++++ Supplied records
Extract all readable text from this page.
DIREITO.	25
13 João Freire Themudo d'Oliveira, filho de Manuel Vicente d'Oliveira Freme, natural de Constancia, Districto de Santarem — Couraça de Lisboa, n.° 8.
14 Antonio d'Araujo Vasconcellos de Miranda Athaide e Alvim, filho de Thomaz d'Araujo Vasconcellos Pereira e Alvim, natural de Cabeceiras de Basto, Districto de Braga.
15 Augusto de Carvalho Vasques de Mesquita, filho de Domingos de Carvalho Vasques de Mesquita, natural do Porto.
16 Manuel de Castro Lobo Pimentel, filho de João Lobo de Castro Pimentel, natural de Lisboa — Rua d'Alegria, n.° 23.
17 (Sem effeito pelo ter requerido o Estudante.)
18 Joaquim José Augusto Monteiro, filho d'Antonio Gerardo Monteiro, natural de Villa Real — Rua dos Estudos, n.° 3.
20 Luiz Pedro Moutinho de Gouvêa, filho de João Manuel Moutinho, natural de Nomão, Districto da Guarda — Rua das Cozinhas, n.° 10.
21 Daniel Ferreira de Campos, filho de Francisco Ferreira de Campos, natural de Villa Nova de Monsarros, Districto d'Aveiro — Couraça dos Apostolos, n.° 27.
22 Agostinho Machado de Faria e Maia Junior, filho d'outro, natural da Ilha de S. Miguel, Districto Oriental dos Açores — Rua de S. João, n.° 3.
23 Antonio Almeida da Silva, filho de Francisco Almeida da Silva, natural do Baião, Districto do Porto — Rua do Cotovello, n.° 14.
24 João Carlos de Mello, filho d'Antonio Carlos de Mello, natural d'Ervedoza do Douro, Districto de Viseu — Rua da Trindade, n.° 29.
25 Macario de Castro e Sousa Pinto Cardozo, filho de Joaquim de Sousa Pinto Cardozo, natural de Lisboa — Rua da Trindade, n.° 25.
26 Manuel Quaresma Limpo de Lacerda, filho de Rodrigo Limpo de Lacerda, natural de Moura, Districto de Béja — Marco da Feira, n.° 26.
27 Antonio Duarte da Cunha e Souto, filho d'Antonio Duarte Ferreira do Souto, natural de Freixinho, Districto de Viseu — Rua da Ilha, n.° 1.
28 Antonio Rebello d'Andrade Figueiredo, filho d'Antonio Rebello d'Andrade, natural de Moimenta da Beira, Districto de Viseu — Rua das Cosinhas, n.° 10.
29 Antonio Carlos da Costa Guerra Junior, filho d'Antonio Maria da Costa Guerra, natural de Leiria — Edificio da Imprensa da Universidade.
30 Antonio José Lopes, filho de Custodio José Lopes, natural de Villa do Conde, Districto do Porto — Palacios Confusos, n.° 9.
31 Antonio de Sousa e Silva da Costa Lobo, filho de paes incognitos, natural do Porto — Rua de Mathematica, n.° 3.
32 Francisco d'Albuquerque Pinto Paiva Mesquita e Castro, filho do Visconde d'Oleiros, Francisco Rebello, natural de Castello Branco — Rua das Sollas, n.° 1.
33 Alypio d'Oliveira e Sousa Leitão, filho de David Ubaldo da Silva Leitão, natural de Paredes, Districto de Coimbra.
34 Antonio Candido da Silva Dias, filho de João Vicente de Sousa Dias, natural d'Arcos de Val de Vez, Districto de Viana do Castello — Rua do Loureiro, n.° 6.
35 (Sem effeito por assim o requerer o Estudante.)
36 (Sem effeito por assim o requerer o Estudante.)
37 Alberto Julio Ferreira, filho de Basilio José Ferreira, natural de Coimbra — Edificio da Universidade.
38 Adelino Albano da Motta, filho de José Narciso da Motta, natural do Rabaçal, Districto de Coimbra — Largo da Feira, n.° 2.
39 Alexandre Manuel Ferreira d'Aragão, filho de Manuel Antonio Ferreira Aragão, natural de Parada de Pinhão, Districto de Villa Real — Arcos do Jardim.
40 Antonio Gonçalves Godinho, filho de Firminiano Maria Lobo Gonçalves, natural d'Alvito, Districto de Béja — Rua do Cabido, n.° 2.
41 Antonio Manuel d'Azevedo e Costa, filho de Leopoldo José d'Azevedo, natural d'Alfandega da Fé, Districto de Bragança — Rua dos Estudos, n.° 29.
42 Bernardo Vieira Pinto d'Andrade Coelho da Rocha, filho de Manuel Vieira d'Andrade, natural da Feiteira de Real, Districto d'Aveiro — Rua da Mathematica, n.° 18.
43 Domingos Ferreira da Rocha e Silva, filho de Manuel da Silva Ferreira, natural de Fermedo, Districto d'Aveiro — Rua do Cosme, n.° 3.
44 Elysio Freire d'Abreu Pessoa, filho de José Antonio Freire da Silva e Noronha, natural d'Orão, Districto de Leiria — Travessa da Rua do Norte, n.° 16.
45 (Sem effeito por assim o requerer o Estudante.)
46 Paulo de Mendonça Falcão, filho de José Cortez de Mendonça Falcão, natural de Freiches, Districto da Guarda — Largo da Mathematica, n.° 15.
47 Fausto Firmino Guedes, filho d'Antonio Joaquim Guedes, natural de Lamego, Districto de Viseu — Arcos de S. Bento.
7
++++++++
++++ Supplied records
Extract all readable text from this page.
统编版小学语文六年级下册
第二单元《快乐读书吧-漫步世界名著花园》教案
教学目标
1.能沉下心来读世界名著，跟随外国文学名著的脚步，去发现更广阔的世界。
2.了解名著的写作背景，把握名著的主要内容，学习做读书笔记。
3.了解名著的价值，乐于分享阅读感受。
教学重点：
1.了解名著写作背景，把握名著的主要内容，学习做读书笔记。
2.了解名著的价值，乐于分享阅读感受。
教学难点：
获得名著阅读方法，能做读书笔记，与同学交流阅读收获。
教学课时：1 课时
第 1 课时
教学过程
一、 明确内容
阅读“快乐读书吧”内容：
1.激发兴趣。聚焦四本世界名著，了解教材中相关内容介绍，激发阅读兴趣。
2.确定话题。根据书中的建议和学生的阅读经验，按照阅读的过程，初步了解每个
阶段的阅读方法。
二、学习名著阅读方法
++++++++
- _Requirements_
Look through the records above and report how many lines hold the word "José", giving only the number.

- _Exercise solution_
7